(Your instructions): In the listing below, find every line containing "like" and copy it out.
----
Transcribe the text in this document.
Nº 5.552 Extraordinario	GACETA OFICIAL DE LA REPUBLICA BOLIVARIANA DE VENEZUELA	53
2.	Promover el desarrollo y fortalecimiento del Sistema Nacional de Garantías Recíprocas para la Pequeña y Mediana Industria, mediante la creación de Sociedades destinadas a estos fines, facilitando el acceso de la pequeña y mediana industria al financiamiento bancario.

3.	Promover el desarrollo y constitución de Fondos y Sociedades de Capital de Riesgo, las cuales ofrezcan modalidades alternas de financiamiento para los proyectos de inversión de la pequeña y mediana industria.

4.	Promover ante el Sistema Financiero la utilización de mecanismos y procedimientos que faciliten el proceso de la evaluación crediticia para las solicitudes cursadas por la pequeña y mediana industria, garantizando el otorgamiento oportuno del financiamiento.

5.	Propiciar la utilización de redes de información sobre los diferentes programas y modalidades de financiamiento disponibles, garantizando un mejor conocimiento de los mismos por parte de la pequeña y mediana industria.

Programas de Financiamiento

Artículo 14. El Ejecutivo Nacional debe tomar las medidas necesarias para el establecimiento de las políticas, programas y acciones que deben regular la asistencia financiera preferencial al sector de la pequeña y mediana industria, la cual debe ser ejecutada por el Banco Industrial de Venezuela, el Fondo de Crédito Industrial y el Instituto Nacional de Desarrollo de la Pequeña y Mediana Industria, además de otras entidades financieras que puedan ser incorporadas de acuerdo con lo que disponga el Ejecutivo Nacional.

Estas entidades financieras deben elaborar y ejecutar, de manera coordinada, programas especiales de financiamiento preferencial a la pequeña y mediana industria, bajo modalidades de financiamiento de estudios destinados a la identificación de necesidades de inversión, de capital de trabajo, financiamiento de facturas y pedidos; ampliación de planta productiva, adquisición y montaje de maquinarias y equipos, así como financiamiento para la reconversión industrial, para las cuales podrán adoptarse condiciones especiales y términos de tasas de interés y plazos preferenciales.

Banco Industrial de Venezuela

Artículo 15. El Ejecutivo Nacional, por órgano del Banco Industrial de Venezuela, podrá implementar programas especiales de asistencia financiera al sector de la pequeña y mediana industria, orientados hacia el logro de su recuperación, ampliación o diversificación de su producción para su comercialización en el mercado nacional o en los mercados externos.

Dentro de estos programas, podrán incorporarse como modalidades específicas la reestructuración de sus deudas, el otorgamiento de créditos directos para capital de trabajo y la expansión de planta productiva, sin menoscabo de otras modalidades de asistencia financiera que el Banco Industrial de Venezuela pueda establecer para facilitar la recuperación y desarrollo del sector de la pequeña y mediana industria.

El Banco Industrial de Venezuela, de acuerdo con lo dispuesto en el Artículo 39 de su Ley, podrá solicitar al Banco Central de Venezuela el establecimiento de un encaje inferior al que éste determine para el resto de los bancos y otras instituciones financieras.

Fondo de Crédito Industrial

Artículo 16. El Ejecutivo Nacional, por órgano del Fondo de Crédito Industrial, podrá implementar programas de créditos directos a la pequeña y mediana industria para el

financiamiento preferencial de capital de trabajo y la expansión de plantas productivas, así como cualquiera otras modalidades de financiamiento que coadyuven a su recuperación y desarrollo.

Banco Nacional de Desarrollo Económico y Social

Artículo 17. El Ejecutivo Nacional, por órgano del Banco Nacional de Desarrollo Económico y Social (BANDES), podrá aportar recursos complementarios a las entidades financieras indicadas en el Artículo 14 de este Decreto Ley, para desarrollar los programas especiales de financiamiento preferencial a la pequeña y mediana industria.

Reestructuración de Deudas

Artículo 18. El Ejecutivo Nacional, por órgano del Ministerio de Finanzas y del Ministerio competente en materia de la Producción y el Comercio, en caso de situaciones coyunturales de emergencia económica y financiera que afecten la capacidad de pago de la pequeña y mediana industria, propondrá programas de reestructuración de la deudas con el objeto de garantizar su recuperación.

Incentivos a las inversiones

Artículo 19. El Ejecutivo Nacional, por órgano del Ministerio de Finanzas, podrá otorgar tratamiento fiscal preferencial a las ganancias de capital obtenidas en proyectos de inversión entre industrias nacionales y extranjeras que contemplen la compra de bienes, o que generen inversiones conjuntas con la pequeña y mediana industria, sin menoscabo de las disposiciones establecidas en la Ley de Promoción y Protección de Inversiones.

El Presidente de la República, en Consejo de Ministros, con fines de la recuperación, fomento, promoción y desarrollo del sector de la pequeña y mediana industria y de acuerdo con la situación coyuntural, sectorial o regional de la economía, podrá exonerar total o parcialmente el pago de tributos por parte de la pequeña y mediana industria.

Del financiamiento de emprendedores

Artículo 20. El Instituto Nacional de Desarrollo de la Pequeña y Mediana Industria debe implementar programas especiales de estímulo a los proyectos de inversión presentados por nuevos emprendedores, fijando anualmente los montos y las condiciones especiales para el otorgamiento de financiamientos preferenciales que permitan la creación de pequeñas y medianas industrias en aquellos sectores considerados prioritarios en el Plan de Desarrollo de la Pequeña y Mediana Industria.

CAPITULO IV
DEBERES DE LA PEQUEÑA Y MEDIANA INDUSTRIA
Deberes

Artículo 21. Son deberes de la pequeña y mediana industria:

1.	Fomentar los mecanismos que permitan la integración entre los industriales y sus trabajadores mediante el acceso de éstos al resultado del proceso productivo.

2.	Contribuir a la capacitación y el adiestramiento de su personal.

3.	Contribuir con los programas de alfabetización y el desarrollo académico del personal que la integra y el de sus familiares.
----
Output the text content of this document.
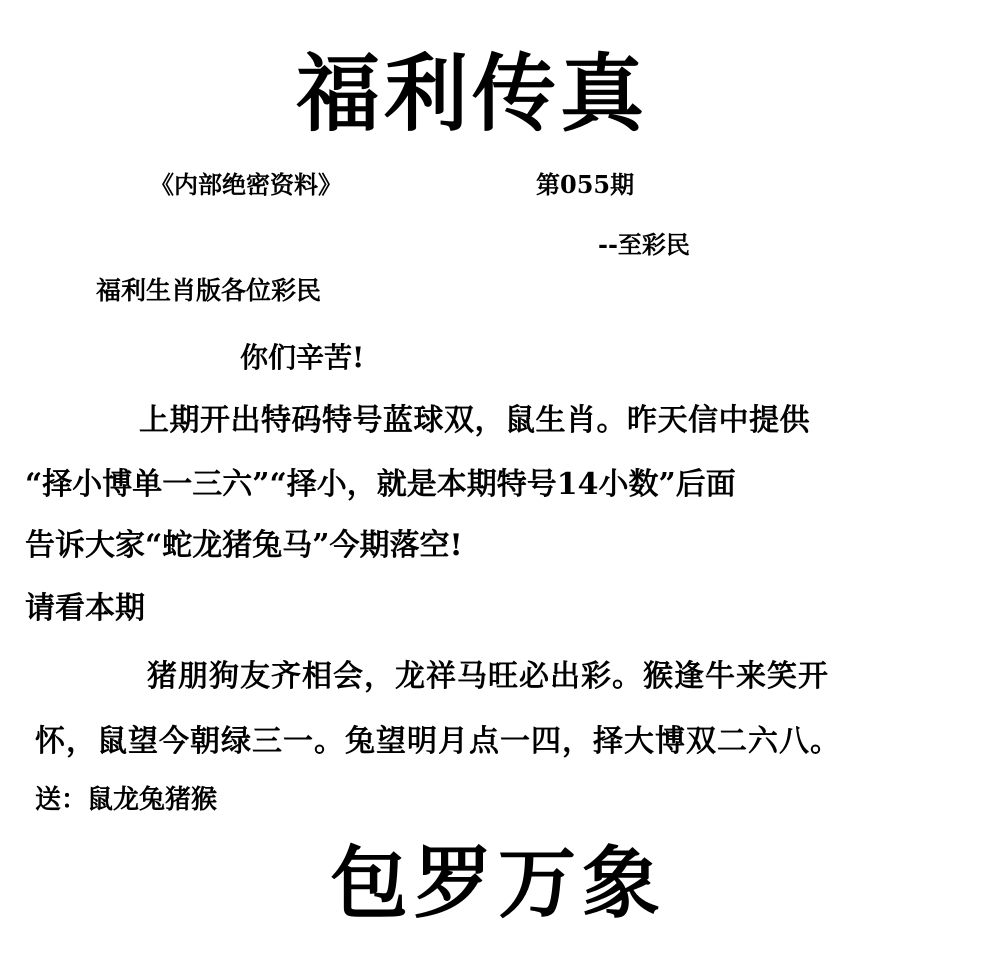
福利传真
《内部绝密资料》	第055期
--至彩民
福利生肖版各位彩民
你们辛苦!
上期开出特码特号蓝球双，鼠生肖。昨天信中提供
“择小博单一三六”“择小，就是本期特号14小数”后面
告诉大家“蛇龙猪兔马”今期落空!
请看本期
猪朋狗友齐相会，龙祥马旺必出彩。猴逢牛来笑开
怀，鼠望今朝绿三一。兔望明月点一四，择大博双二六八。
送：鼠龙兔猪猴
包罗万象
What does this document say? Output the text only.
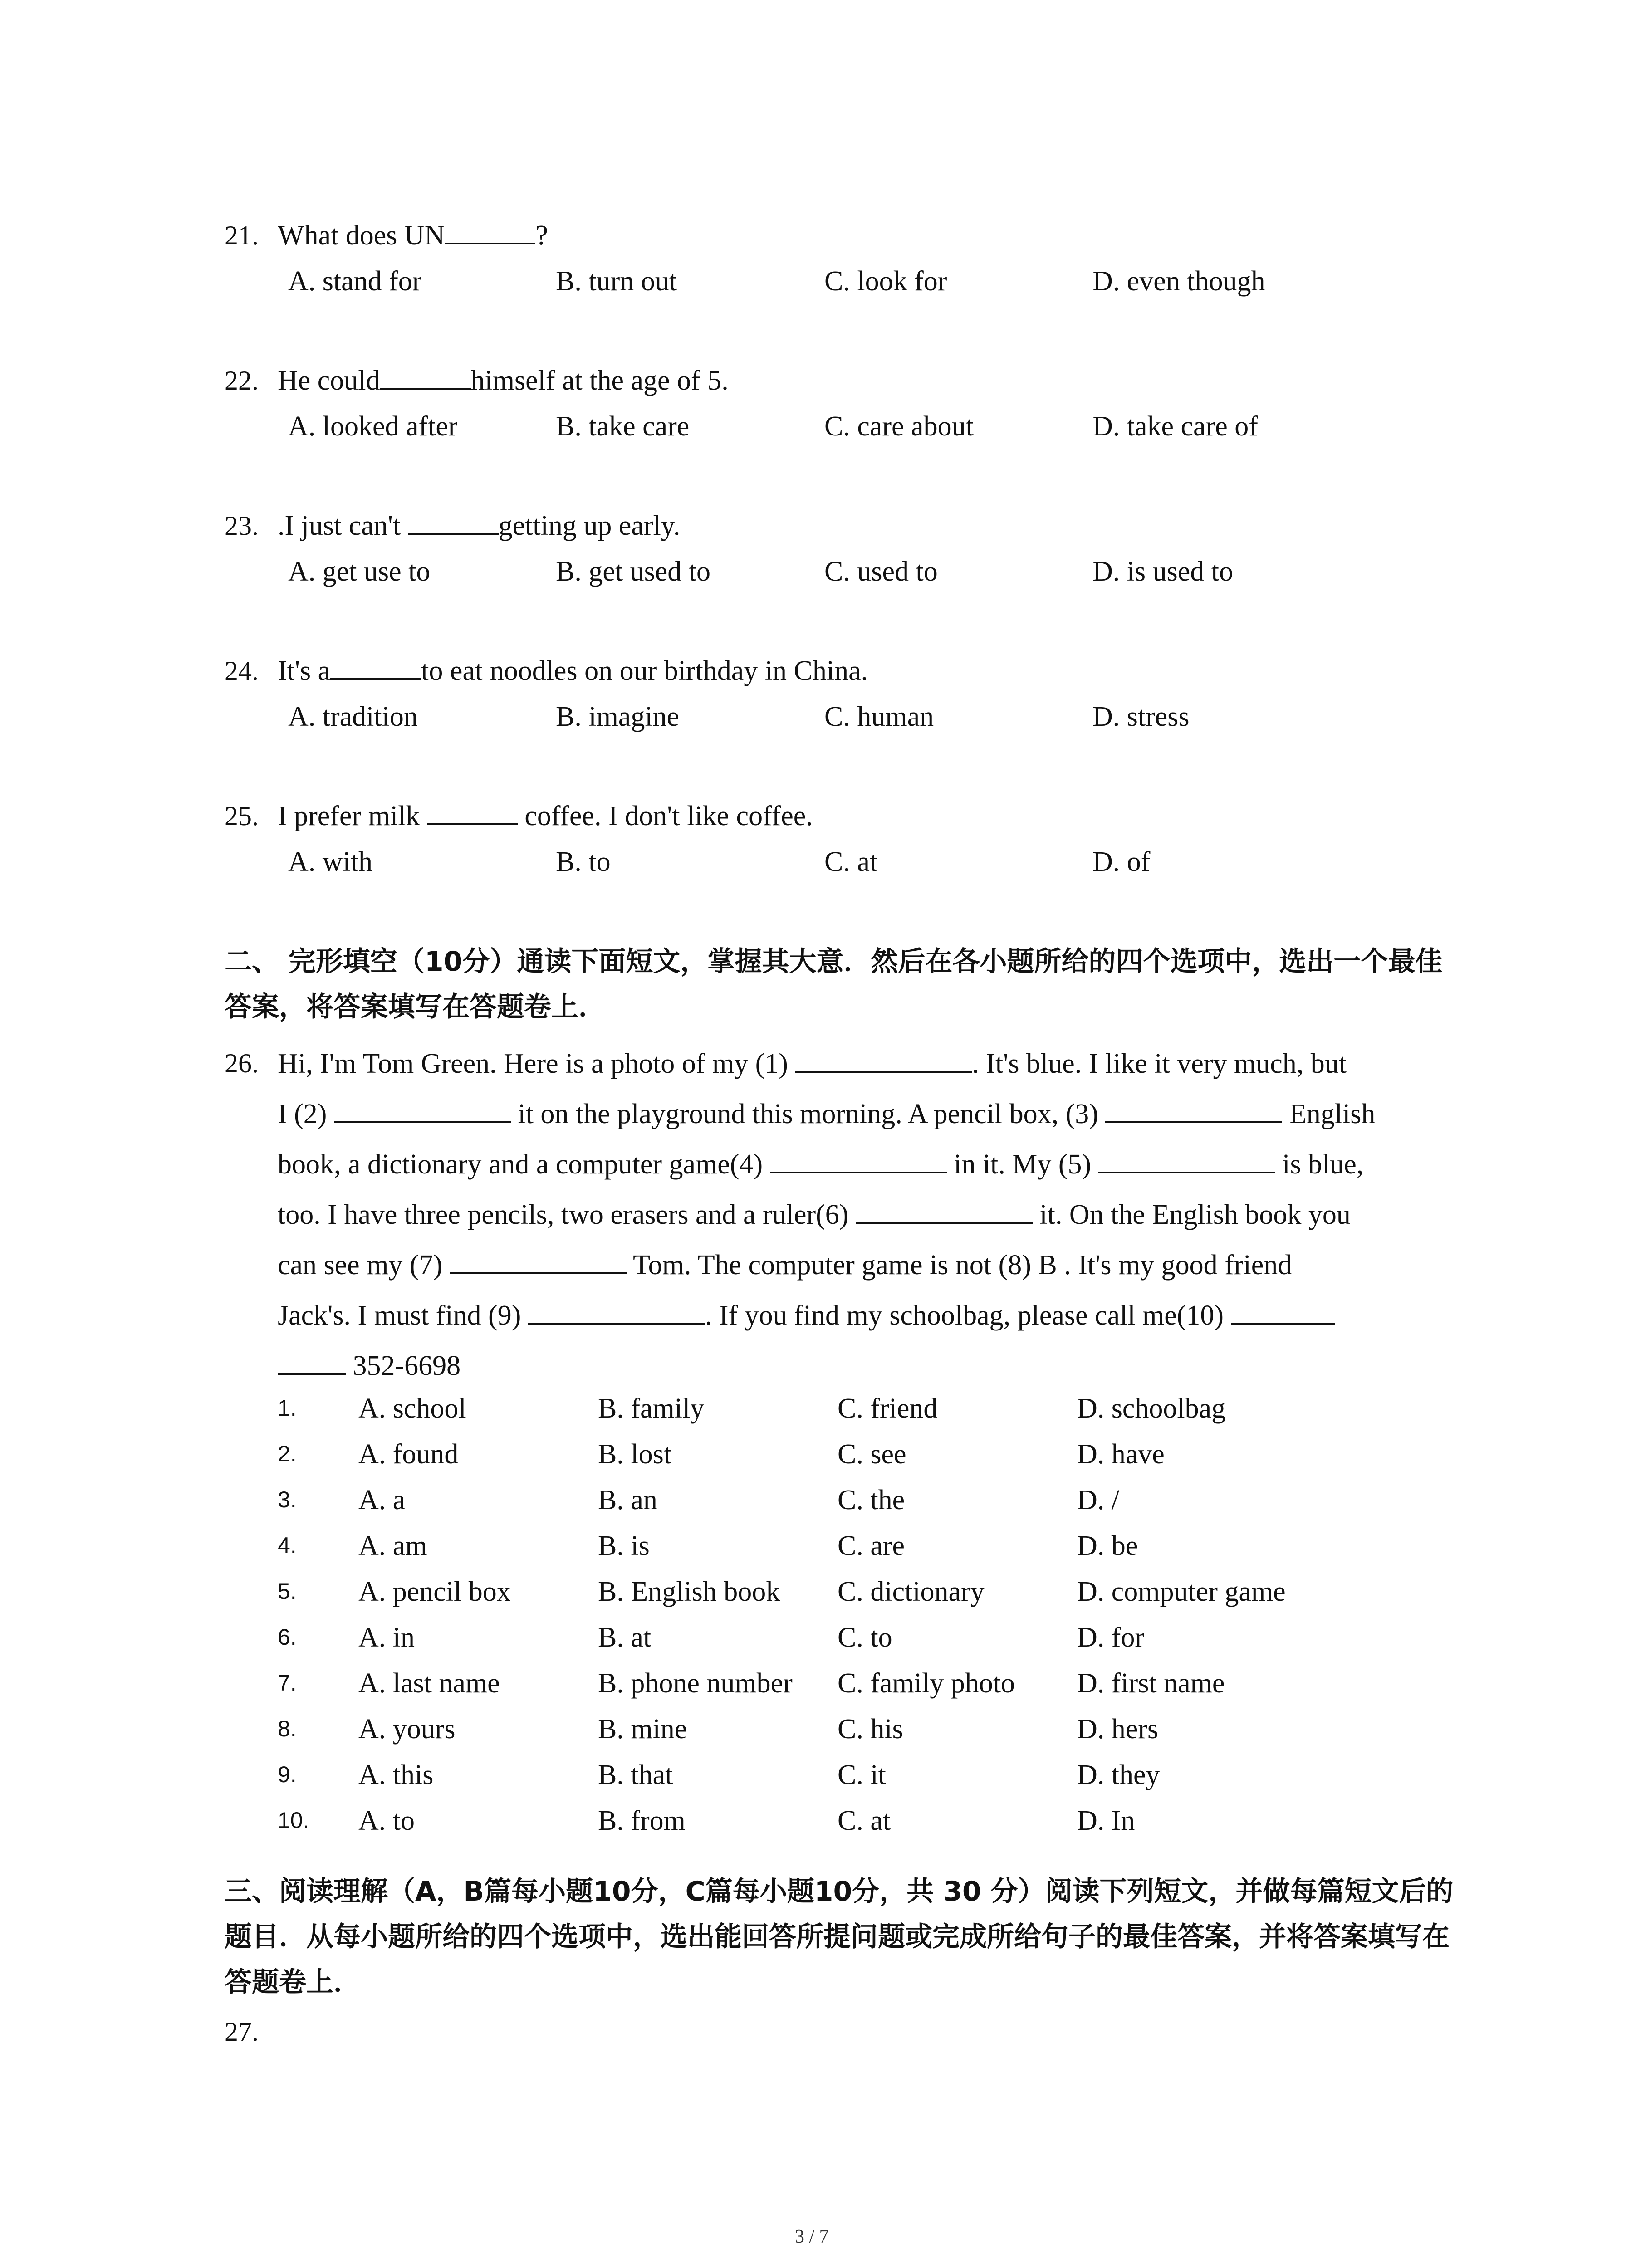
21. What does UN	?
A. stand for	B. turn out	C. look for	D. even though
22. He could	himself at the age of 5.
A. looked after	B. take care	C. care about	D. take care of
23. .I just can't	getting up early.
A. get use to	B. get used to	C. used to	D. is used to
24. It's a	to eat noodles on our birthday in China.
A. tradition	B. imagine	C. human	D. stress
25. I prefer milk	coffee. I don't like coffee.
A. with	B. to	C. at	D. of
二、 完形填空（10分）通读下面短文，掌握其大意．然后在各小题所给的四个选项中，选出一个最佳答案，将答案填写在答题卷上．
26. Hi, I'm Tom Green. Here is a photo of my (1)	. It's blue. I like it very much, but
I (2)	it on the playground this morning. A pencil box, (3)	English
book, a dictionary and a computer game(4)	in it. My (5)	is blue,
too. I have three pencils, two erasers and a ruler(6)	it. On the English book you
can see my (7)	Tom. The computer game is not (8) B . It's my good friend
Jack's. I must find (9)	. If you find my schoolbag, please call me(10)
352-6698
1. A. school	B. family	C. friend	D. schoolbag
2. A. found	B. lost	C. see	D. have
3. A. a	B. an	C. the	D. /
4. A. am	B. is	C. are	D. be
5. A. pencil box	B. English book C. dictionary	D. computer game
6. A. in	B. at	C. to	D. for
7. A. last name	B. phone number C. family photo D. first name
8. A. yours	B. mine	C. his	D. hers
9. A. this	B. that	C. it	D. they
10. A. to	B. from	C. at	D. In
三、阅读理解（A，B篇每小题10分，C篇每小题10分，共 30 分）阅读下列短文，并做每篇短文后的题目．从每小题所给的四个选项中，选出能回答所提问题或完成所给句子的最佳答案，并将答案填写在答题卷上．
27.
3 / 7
----
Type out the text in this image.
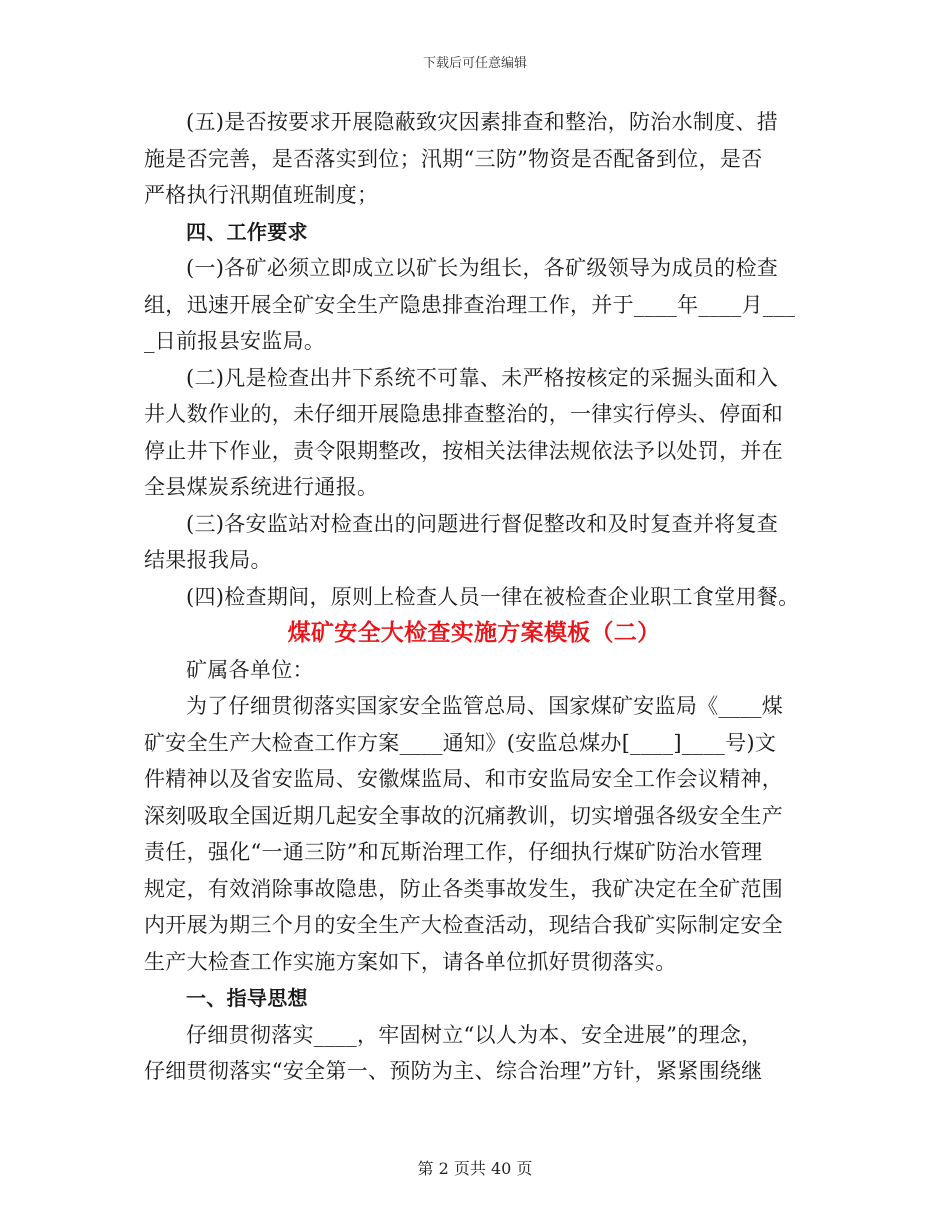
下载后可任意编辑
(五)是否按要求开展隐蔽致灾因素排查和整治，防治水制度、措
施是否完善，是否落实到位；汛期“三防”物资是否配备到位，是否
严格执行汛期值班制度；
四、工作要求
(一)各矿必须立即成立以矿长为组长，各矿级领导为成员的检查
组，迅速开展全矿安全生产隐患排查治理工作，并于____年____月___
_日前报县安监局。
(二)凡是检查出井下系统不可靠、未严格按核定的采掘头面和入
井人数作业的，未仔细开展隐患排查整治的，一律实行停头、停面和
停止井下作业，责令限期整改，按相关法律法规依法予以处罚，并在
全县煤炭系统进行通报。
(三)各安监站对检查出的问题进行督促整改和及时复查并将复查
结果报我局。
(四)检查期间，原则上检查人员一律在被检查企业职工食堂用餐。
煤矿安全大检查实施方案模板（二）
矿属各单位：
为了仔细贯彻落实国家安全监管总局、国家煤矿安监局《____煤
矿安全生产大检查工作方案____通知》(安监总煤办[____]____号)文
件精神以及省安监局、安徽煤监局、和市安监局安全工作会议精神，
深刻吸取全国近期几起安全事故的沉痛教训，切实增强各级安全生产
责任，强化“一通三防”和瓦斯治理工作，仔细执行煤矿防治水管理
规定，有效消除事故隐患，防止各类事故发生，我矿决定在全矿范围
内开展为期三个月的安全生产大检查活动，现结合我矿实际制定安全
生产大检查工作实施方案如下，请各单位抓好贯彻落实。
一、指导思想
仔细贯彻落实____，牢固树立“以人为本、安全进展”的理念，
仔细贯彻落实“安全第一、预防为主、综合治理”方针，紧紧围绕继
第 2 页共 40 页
----
(Answer below):
25. I prefer milk	coffee. I don't like coffee.
26. Hi, I'm Tom Green. Here is a photo of my (1)	. It's blue. I like it very much, but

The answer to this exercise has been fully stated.